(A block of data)
- - -
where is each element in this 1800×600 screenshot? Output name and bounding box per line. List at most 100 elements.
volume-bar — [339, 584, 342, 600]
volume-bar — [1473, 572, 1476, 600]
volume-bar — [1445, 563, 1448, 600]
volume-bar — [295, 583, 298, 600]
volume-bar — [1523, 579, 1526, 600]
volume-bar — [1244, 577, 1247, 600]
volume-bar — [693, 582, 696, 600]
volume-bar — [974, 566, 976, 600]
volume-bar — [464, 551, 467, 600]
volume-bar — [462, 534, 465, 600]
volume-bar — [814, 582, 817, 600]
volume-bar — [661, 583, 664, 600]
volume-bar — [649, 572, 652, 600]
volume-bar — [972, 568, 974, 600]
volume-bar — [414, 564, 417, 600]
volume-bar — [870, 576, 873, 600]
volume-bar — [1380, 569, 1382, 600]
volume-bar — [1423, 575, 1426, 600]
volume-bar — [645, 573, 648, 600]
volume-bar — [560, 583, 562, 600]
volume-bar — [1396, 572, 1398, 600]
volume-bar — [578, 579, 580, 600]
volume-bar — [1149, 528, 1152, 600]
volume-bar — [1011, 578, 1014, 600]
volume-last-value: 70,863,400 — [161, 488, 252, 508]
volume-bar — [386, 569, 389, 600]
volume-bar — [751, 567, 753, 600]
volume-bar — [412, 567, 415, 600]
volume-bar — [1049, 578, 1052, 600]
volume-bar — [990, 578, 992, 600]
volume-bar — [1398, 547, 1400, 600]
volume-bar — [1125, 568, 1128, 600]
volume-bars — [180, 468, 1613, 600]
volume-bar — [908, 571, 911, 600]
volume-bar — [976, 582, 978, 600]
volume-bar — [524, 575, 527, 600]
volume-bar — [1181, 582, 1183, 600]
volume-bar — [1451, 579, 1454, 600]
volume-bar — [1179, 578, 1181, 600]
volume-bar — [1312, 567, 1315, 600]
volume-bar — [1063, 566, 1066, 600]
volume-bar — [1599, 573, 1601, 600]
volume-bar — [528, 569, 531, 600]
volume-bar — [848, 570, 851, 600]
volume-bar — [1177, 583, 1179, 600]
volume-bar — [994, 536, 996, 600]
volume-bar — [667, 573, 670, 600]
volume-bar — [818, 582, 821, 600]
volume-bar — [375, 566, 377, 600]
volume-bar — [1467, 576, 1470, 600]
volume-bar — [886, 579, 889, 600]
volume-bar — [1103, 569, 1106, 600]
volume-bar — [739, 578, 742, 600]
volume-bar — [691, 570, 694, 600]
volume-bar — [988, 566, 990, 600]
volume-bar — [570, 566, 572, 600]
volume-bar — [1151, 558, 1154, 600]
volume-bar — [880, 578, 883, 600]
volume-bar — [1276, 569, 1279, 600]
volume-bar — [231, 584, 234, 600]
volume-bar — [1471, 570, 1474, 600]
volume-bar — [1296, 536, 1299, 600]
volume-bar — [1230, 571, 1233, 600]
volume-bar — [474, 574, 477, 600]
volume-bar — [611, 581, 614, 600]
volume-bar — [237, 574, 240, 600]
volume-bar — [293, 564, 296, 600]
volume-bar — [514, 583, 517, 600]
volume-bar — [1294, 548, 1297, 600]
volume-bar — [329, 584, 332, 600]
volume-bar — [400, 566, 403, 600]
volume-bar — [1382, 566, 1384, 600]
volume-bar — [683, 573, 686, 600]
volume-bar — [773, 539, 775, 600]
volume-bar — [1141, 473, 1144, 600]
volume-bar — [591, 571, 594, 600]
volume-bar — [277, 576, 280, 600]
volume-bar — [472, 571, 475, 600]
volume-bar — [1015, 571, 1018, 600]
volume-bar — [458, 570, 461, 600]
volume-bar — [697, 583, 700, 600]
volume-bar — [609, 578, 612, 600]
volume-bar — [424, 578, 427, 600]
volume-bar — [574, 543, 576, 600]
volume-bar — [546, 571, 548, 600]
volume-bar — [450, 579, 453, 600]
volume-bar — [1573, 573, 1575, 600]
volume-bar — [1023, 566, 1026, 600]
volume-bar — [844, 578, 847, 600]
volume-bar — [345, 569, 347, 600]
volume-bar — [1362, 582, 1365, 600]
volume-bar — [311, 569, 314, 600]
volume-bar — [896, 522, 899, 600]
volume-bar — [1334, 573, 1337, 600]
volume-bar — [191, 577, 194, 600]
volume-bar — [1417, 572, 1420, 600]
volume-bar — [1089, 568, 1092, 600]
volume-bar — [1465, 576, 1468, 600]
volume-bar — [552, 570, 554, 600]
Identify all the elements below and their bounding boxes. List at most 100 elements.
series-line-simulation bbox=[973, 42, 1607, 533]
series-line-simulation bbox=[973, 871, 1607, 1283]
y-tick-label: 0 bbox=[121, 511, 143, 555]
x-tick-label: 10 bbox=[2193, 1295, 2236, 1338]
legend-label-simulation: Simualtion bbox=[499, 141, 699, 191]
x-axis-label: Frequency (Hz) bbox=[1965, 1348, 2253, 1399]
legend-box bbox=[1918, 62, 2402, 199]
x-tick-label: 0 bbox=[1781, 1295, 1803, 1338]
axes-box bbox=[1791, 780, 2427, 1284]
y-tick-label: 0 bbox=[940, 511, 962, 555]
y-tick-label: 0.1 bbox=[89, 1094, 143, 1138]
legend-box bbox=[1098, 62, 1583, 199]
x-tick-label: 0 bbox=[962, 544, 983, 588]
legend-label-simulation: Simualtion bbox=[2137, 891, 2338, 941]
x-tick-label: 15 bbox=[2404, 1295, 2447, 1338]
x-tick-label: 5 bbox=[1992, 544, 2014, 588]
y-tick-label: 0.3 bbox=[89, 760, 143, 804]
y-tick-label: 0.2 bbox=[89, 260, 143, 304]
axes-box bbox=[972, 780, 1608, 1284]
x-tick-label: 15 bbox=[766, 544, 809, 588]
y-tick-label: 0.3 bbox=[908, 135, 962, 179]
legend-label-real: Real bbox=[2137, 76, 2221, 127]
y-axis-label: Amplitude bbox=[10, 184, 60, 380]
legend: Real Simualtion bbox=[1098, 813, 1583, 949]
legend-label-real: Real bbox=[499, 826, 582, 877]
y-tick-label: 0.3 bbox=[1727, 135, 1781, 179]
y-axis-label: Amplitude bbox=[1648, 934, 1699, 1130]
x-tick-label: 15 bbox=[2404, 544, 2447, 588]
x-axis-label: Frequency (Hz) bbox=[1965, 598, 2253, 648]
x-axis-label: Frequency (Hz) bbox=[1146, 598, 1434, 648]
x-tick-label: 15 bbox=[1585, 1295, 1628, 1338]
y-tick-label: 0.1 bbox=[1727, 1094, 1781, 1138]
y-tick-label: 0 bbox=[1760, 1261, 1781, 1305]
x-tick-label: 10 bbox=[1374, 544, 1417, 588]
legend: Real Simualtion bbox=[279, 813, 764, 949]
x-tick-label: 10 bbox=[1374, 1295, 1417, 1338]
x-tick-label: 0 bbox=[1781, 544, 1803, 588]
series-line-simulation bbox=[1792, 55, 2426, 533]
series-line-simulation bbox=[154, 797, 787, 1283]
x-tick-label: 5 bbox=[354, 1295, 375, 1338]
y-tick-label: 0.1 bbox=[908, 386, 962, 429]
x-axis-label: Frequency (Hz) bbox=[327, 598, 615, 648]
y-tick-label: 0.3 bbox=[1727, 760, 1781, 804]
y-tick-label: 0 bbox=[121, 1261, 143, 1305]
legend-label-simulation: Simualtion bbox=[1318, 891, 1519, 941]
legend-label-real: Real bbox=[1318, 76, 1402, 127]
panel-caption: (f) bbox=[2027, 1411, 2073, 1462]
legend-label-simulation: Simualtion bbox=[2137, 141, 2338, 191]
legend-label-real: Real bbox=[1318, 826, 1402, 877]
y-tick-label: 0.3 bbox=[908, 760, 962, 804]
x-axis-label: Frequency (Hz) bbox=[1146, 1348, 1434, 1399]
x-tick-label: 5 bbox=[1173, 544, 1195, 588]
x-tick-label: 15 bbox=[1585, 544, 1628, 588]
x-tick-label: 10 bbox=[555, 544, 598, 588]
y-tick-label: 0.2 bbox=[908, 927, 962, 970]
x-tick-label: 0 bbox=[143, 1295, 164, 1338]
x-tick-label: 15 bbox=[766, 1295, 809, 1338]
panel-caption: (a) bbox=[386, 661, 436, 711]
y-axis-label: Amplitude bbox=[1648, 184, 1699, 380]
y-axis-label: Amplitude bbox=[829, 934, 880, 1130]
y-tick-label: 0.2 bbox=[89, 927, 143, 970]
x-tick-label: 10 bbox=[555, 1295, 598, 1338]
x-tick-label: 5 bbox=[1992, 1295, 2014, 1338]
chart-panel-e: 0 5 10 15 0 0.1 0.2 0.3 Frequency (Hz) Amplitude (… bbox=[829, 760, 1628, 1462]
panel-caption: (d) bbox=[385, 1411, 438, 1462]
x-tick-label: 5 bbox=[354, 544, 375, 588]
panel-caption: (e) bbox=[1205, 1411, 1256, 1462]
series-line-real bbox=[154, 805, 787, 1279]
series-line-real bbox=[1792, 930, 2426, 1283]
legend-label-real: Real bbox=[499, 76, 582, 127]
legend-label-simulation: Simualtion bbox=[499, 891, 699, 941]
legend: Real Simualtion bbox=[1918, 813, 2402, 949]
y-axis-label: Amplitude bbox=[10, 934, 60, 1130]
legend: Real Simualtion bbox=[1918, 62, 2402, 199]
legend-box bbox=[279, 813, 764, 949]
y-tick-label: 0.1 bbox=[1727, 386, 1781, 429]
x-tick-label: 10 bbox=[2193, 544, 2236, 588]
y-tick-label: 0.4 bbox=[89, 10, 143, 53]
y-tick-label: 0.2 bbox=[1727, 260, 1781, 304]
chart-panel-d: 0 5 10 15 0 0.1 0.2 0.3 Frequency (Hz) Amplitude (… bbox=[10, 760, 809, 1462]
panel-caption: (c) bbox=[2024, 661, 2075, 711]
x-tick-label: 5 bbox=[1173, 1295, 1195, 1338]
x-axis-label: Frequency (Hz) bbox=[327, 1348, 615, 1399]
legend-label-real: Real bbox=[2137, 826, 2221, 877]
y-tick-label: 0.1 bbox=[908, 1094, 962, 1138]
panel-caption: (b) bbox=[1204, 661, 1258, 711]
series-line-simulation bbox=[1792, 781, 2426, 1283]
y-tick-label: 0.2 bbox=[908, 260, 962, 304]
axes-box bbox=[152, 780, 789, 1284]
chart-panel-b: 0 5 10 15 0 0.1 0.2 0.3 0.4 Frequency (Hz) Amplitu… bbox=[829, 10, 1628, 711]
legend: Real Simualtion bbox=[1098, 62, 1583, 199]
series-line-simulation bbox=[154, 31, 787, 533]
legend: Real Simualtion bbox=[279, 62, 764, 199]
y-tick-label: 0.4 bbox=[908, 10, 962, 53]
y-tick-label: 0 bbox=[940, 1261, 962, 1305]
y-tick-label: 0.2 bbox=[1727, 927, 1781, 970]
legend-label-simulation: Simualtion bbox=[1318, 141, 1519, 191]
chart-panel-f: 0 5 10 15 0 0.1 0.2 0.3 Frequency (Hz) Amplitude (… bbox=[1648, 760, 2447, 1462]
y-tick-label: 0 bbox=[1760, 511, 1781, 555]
- - -
• **What the task requires**
Copy the data from its first line through the line containing "volume-bar — [1049, 578, 1052, 600]", switching every "volume-bar" to "trading-volume-bar" and leaving everything else unchanged.

• **Answer to this task**
where is each element in this 1800×600 screenshot? Output name and bounding box per line. List at most 100 elements.
trading-volume-bar — [339, 584, 342, 600]
trading-volume-bar — [1473, 572, 1476, 600]
trading-volume-bar — [1445, 563, 1448, 600]
trading-volume-bar — [295, 583, 298, 600]
trading-volume-bar — [1523, 579, 1526, 600]
trading-volume-bar — [1244, 577, 1247, 600]
trading-volume-bar — [693, 582, 696, 600]
trading-volume-bar — [974, 566, 976, 600]
trading-volume-bar — [464, 551, 467, 600]
trading-volume-bar — [462, 534, 465, 600]
trading-volume-bar — [814, 582, 817, 600]
trading-volume-bar — [661, 583, 664, 600]
trading-volume-bar — [649, 572, 652, 600]
trading-volume-bar — [972, 568, 974, 600]
trading-volume-bar — [414, 564, 417, 600]
trading-volume-bar — [870, 576, 873, 600]
trading-volume-bar — [1380, 569, 1382, 600]
trading-volume-bar — [1423, 575, 1426, 600]
trading-volume-bar — [645, 573, 648, 600]
trading-volume-bar — [560, 583, 562, 600]
trading-volume-bar — [1396, 572, 1398, 600]
trading-volume-bar — [578, 579, 580, 600]
trading-volume-bar — [1149, 528, 1152, 600]
trading-volume-bar — [1011, 578, 1014, 600]
volume-last-value: 70,863,400 — [161, 488, 252, 508]
trading-volume-bar — [386, 569, 389, 600]
trading-volume-bar — [751, 567, 753, 600]
trading-volume-bar — [412, 567, 415, 600]
trading-volume-bar — [1049, 578, 1052, 600]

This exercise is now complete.